MATERIAL PROVIDED:
********************

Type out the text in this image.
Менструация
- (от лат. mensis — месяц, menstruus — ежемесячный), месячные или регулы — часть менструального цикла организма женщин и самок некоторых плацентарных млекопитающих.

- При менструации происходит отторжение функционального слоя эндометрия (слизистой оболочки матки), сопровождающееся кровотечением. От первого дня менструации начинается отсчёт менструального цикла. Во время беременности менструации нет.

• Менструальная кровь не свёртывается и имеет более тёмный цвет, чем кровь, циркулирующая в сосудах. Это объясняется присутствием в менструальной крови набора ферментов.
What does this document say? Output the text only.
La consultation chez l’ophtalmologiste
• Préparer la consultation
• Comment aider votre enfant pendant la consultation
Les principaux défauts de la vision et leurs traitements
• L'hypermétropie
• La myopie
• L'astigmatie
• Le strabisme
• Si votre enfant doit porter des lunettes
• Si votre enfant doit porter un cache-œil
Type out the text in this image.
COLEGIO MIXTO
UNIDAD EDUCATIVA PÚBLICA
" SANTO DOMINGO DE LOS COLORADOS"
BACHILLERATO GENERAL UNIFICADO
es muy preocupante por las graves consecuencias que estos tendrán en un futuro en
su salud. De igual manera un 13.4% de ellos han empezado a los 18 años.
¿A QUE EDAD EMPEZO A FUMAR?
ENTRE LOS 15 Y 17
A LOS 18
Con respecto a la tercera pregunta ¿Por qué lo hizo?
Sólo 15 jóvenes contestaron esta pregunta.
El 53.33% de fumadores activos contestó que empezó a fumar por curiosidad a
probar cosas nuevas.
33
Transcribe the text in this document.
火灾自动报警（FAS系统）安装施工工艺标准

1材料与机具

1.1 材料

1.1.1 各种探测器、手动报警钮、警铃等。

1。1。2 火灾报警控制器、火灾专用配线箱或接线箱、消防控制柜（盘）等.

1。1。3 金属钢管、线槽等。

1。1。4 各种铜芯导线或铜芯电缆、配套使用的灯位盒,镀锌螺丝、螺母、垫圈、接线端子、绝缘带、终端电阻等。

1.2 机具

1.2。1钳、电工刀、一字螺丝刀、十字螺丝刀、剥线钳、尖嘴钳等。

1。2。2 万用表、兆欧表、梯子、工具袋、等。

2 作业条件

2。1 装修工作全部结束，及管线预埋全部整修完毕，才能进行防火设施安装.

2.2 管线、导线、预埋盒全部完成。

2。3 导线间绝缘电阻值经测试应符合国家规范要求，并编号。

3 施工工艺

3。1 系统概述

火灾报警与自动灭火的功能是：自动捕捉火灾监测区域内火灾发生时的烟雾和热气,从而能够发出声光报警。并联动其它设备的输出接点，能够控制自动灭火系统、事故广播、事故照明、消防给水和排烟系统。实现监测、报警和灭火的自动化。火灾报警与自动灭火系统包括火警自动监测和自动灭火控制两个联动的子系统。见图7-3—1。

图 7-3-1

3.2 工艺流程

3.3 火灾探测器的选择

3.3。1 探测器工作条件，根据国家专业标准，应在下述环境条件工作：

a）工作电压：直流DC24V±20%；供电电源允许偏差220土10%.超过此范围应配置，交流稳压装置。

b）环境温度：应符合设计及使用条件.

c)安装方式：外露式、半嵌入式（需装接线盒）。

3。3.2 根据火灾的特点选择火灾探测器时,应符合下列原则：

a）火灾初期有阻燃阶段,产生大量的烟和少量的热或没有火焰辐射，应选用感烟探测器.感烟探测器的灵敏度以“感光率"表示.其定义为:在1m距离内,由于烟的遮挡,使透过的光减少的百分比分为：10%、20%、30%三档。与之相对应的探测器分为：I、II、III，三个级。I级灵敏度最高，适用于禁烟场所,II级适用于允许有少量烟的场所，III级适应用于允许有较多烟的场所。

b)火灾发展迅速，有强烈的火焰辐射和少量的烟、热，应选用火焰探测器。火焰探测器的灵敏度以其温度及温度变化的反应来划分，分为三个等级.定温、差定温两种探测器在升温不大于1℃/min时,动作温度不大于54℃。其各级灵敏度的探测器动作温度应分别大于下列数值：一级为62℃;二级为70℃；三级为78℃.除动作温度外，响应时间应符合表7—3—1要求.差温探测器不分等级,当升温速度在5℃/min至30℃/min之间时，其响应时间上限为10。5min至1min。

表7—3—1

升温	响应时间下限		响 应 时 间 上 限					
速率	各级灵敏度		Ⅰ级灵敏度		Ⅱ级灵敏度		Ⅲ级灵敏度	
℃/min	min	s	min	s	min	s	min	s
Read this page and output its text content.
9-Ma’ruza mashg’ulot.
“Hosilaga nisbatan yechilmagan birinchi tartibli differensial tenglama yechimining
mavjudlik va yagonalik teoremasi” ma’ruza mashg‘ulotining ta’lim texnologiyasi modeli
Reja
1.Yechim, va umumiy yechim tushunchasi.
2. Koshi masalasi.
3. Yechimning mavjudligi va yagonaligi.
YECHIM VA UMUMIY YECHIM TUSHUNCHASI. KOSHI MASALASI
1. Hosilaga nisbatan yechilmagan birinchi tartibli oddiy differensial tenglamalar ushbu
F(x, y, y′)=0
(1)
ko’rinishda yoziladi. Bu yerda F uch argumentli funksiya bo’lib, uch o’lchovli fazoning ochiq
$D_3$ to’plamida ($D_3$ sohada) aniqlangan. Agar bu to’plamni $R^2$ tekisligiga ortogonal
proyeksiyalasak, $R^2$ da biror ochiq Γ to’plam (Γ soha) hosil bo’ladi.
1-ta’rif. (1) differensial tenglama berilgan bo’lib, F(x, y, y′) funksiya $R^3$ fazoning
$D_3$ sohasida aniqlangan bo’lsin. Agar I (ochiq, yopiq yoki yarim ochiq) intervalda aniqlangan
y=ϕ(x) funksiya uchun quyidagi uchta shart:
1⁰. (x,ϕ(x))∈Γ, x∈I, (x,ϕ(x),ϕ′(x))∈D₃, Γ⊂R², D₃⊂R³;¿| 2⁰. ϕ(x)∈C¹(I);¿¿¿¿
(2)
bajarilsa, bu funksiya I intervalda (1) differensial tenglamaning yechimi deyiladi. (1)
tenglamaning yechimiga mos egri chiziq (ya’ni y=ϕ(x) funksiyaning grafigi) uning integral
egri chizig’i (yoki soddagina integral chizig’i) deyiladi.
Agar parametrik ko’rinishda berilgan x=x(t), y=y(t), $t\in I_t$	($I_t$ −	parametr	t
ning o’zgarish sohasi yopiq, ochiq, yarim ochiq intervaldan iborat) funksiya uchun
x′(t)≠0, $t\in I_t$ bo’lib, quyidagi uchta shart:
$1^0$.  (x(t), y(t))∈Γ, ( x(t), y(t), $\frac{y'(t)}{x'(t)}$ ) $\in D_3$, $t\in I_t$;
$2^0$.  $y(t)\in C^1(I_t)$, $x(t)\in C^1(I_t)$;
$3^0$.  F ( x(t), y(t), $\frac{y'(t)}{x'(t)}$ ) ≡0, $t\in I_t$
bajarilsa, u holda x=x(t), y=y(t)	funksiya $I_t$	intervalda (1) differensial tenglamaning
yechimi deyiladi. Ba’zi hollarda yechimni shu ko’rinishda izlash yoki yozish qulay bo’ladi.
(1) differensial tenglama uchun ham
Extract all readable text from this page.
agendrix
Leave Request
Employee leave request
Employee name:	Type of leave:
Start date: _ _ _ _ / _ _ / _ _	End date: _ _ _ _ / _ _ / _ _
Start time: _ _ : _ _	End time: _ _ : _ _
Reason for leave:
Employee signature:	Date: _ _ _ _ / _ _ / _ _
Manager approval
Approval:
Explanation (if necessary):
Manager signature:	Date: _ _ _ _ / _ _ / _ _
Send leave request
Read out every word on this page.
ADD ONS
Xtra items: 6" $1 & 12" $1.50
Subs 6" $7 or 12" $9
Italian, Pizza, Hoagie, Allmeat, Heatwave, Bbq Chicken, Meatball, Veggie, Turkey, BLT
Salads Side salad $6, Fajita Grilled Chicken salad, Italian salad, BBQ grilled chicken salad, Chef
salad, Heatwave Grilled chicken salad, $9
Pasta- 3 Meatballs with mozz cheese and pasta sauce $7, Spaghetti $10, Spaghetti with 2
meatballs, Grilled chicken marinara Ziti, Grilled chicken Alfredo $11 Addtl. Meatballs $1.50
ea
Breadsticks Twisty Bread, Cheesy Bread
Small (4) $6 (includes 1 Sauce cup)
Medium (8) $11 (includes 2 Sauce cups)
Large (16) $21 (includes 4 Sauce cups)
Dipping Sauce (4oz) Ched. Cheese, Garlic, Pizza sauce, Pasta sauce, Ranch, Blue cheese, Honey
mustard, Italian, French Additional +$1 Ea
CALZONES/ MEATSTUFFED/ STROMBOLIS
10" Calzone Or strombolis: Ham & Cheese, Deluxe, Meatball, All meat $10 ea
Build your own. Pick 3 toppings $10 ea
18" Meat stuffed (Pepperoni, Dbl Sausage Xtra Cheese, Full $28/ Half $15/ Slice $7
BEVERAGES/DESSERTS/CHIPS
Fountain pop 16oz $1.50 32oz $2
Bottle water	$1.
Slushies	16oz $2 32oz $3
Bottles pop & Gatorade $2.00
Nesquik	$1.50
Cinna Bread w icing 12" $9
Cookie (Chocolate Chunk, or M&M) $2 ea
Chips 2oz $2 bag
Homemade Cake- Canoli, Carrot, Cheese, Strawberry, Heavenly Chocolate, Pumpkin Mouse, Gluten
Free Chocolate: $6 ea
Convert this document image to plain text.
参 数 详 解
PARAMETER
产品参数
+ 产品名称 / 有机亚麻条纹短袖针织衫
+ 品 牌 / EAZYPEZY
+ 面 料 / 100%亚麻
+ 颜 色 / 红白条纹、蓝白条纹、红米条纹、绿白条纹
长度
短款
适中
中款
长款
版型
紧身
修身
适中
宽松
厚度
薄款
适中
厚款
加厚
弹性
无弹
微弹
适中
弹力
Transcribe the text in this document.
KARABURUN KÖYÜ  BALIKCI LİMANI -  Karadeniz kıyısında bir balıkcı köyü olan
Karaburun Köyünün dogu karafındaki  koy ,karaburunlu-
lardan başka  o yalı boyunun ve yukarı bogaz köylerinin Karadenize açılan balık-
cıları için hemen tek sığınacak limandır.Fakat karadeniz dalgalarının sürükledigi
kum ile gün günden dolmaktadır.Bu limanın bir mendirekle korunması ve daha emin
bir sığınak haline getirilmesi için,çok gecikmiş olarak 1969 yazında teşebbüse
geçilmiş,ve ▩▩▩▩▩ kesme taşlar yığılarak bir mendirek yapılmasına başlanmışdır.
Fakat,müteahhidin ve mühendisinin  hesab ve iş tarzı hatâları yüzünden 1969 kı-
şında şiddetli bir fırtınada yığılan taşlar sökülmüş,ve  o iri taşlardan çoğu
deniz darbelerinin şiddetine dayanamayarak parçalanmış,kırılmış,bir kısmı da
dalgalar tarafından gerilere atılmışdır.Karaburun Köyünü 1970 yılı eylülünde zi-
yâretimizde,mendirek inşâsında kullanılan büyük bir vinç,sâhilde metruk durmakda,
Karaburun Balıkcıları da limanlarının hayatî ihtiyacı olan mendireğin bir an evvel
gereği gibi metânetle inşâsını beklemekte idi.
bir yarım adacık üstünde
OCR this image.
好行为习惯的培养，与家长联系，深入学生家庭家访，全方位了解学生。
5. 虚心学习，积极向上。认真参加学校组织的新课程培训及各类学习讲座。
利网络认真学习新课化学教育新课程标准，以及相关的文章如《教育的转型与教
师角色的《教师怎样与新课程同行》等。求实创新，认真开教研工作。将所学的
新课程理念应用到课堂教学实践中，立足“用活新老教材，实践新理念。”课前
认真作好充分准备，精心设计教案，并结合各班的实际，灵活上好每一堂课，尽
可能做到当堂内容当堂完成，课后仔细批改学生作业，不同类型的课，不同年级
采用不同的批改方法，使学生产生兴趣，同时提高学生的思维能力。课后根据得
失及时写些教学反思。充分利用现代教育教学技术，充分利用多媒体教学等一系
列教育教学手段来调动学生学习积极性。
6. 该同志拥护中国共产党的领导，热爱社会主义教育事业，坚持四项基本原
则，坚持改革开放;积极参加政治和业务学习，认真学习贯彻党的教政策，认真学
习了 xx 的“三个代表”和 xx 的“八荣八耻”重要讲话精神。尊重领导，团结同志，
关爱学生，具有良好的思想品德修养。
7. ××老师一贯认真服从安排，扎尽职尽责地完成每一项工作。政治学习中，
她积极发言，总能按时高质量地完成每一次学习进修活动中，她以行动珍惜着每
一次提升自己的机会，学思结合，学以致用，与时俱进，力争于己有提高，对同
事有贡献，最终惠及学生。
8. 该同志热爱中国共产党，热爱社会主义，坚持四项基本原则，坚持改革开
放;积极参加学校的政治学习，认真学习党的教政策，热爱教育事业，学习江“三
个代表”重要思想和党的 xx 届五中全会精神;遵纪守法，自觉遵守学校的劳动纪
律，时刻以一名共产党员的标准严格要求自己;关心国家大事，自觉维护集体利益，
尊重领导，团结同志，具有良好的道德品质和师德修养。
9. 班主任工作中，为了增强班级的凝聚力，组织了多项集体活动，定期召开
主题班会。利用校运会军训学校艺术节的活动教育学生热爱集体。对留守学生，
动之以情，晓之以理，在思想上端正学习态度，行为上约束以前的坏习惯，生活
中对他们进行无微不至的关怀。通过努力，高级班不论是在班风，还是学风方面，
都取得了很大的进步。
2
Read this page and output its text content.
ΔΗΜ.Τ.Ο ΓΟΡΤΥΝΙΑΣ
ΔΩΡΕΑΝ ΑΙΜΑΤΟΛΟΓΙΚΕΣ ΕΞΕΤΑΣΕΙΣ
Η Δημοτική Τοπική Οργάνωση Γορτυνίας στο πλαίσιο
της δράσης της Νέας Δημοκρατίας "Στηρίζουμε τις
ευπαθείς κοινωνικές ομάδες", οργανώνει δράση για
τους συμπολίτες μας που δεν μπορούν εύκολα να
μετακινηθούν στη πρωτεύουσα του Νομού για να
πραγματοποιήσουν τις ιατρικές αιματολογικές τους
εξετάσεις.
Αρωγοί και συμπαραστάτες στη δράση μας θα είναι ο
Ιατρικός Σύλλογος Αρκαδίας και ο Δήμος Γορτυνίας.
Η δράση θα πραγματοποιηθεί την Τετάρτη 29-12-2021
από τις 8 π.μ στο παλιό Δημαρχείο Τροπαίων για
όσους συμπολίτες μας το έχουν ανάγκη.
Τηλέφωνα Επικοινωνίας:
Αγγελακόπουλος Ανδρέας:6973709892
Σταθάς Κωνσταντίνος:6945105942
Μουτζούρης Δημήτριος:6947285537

********************

YOUR INSTRUCTIONS: Copy out each line in the preceding records that contains "page".

TASK RESPONSE:
Read this page and output its text content.
Extract all readable text from this page.
Read out every word on this page.
Read this page and output its text content.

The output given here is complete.